§ **Exercise goal**:
Retype the records below exactly as they appear, but leave out any pictures.

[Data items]
—————

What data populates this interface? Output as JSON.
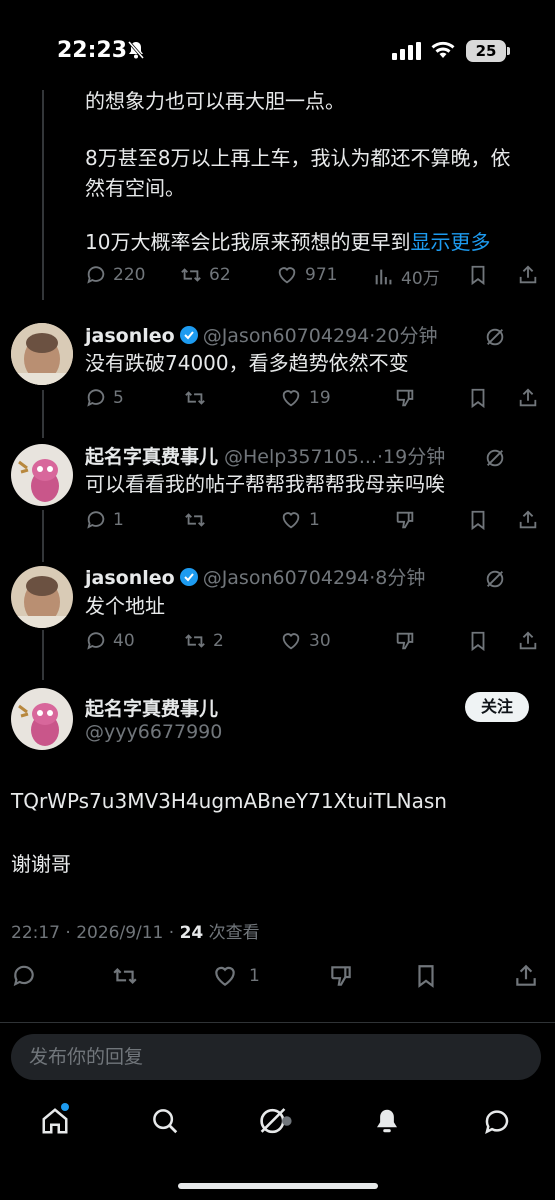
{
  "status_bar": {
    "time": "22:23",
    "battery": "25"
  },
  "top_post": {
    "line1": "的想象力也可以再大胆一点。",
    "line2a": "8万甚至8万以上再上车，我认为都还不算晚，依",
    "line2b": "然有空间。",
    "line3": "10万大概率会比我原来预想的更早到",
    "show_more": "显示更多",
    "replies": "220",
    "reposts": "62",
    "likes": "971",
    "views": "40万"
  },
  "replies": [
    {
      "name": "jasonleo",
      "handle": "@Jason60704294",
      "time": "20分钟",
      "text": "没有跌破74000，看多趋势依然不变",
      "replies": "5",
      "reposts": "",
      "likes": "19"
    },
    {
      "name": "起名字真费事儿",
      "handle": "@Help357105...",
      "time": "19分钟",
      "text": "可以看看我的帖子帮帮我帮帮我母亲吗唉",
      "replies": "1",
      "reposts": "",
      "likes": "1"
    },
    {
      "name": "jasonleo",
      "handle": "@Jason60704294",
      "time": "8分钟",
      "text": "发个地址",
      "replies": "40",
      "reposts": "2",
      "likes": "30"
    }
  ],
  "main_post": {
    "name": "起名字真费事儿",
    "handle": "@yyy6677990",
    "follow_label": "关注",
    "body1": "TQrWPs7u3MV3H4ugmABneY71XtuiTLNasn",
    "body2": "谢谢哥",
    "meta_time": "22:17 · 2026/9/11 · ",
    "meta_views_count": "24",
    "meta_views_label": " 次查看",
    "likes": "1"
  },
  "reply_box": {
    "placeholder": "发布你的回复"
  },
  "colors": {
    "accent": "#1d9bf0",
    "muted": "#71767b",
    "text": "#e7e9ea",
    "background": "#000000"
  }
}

—————

§ **Expected output**:
What data populates this interface? Output as JSON.
{
  "status_bar": {
    "time": "22:23",
    "battery": "25"
  },
  "top_post": {
    "line1": "的想象力也可以再大胆一点。",
    "line2a": "8万甚至8万以上再上车，我认为都还不算晚，依",
    "line2b": "然有空间。",
    "line3": "10万大概率会比我原来预想的更早到",
    "show_more": "显示更多",
    "replies": "220",
    "reposts": "62",
    "likes": "971",
    "views": "40万"
  },
  "replies": [
    {
      "name": "jasonleo",
      "handle": "@Jason60704294",
      "time": "20分钟",
      "text": "没有跌破74000，看多趋势依然不变",
      "replies": "5",
      "reposts": "",
      "likes": "19"
    },
    {
      "name": "起名字真费事儿",
      "handle": "@Help357105...",
      "time": "19分钟",
      "text": "可以看看我的帖子帮帮我帮帮我母亲吗唉",
      "replies": "1",
      "reposts": "",
      "likes": "1"
    },
    {
      "name": "jasonleo",
      "handle": "@Jason60704294",
      "time": "8分钟",
      "text": "发个地址",
      "replies": "40",
      "reposts": "2",
      "likes": "30"
    }
  ],
  "main_post": {
    "name": "起名字真费事儿",
    "handle": "@yyy6677990",
    "follow_label": "关注",
    "body1": "TQrWPs7u3MV3H4ugmABneY71XtuiTLNasn",
    "body2": "谢谢哥",
    "meta_time": "22:17 · 2026/9/11 · ",
    "meta_views_count": "24",
    "meta_views_label": " 次查看",
    "likes": "1"
  },
  "reply_box": {
    "placeholder": "发布你的回复"
  },
  "colors": {
    "accent": "#1d9bf0",
    "muted": "#71767b",
    "text": "#e7e9ea",
    "background": "#000000"
  }
}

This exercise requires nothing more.